## Problem
Which lines contain the word "analysis"? Return each of them as written.

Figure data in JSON
· · ·

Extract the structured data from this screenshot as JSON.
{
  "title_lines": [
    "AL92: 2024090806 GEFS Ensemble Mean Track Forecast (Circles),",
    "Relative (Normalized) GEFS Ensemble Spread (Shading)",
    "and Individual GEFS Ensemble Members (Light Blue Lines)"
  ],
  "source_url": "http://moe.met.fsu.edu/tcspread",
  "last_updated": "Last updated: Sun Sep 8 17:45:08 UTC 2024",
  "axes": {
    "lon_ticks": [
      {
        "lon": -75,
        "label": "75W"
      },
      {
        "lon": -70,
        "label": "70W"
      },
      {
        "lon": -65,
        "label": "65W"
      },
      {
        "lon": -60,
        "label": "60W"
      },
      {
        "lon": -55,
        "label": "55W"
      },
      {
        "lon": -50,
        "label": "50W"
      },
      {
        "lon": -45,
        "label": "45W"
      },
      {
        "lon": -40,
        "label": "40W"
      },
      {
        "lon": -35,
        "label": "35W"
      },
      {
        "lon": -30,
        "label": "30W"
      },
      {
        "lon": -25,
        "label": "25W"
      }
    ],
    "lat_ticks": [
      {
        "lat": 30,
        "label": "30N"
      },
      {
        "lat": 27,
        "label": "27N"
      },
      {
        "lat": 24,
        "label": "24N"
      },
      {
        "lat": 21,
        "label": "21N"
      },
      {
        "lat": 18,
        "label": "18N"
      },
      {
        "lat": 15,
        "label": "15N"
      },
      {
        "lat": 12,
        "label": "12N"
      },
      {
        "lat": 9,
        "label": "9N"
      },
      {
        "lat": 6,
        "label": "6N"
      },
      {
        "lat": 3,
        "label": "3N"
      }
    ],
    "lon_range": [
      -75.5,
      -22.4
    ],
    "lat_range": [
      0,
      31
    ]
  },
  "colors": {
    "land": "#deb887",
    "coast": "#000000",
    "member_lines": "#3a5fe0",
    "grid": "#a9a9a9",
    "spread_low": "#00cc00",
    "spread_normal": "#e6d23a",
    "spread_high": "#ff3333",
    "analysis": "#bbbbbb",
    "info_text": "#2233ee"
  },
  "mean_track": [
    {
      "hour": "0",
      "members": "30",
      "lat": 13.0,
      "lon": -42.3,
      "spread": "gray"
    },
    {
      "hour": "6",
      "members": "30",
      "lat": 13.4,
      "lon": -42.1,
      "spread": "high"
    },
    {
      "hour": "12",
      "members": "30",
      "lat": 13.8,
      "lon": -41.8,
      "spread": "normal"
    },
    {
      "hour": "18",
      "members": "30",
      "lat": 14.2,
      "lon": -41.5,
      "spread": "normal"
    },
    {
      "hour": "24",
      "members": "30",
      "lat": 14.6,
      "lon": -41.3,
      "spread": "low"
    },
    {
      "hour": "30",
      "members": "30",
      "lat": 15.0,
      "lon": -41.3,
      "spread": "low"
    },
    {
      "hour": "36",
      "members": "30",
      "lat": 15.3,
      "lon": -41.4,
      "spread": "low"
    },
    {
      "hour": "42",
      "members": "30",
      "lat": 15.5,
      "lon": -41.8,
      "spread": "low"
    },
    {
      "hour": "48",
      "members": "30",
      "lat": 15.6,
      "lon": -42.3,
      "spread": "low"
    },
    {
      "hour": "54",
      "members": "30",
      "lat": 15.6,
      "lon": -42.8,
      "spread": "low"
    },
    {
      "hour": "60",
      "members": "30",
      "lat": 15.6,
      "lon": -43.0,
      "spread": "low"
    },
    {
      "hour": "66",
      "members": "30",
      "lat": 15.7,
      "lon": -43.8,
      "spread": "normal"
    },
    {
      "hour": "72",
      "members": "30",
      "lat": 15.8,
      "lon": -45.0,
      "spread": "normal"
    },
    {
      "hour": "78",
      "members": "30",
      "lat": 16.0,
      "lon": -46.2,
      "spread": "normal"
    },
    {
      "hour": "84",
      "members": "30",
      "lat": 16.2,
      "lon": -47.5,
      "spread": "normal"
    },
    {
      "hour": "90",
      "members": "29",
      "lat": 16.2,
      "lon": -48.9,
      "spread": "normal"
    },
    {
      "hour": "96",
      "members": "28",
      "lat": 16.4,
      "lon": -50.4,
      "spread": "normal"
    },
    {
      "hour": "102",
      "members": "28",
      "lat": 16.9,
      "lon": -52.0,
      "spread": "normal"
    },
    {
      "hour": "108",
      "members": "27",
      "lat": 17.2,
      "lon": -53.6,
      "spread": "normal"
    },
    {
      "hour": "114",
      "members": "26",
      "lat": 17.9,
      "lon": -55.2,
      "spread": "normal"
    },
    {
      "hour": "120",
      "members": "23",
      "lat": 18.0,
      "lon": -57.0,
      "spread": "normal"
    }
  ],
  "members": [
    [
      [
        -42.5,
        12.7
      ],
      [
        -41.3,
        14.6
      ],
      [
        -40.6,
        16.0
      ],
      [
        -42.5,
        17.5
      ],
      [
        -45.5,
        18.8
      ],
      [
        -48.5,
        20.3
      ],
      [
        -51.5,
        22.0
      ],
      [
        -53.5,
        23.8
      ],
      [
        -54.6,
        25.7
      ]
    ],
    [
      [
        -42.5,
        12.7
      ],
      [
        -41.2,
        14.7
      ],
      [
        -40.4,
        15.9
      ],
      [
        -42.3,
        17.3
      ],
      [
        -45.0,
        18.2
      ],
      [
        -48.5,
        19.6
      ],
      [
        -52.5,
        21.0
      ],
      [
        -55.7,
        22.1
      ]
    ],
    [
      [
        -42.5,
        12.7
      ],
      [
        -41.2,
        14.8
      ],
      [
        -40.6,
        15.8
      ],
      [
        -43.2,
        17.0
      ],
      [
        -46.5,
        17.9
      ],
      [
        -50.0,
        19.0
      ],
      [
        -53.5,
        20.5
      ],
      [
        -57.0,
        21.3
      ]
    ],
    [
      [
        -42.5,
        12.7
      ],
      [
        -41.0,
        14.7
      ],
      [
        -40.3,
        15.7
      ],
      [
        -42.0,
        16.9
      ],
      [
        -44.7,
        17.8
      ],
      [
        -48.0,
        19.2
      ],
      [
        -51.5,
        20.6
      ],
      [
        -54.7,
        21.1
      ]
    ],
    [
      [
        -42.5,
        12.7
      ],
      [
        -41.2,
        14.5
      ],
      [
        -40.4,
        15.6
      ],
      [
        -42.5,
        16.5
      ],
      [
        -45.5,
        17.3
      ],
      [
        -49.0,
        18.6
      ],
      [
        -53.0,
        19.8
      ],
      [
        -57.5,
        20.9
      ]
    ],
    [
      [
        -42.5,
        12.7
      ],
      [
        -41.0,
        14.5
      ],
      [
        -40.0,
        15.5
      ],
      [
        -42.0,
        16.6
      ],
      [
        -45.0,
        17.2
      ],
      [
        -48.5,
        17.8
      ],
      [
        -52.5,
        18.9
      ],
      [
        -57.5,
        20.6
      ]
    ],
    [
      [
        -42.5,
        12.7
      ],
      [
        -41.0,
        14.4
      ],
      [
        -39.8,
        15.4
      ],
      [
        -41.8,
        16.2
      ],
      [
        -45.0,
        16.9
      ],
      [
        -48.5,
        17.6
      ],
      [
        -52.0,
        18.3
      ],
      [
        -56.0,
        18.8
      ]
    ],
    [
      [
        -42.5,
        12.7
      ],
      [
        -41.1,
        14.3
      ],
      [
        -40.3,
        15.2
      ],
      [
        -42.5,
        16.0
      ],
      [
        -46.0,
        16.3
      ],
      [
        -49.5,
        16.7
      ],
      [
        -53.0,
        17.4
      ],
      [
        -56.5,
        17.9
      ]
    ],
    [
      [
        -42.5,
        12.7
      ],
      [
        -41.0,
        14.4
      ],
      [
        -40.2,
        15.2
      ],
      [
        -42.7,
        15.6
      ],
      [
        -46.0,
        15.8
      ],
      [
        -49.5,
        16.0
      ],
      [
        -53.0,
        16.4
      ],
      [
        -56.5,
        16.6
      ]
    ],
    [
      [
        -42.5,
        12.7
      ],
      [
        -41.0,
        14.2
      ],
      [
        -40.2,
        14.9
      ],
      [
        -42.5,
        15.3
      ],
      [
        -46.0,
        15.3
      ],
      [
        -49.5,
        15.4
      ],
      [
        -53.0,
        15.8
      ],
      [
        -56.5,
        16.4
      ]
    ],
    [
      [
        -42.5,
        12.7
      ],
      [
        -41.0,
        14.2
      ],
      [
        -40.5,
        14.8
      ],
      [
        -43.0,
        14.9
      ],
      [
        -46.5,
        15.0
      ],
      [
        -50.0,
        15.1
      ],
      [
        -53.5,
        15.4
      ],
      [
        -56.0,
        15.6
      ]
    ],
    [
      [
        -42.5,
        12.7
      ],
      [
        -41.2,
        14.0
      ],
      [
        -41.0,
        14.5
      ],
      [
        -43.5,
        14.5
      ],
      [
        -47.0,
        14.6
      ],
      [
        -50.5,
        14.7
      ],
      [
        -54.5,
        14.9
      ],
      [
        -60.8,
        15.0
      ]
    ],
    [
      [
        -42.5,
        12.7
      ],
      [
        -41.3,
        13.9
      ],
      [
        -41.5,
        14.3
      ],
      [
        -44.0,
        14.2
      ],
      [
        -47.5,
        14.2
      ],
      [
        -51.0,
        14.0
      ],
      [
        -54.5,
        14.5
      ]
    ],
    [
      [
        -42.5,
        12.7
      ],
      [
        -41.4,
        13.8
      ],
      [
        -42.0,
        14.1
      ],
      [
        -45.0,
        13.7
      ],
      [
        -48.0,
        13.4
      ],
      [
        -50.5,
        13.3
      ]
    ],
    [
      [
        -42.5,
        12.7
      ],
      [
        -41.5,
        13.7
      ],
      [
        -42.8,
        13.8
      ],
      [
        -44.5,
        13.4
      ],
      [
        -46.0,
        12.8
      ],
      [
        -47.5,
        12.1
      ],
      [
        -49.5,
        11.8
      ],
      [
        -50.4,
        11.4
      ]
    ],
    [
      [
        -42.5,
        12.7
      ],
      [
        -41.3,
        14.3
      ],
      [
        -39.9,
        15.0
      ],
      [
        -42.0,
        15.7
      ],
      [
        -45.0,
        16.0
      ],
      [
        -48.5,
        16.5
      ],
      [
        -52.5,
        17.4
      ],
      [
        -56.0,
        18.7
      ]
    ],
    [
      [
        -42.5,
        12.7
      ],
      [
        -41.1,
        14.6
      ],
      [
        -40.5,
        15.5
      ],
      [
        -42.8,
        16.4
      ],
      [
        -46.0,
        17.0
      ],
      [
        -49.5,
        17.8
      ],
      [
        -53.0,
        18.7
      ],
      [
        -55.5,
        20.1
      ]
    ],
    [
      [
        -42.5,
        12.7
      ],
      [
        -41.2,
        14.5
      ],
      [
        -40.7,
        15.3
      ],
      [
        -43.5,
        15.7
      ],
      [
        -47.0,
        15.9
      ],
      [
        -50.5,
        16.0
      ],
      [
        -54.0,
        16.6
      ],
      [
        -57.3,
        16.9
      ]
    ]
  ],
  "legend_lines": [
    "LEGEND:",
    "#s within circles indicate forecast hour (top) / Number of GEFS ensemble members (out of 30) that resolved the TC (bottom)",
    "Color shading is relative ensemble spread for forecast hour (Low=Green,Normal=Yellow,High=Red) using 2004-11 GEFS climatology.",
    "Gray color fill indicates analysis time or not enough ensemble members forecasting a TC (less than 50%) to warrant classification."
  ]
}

· · ·

## Result
    "analysis": "#bbbbbb",
    "Gray color fill indicates analysis time or not enough ensemble members forecasting a TC (less than 50%) to warrant classification."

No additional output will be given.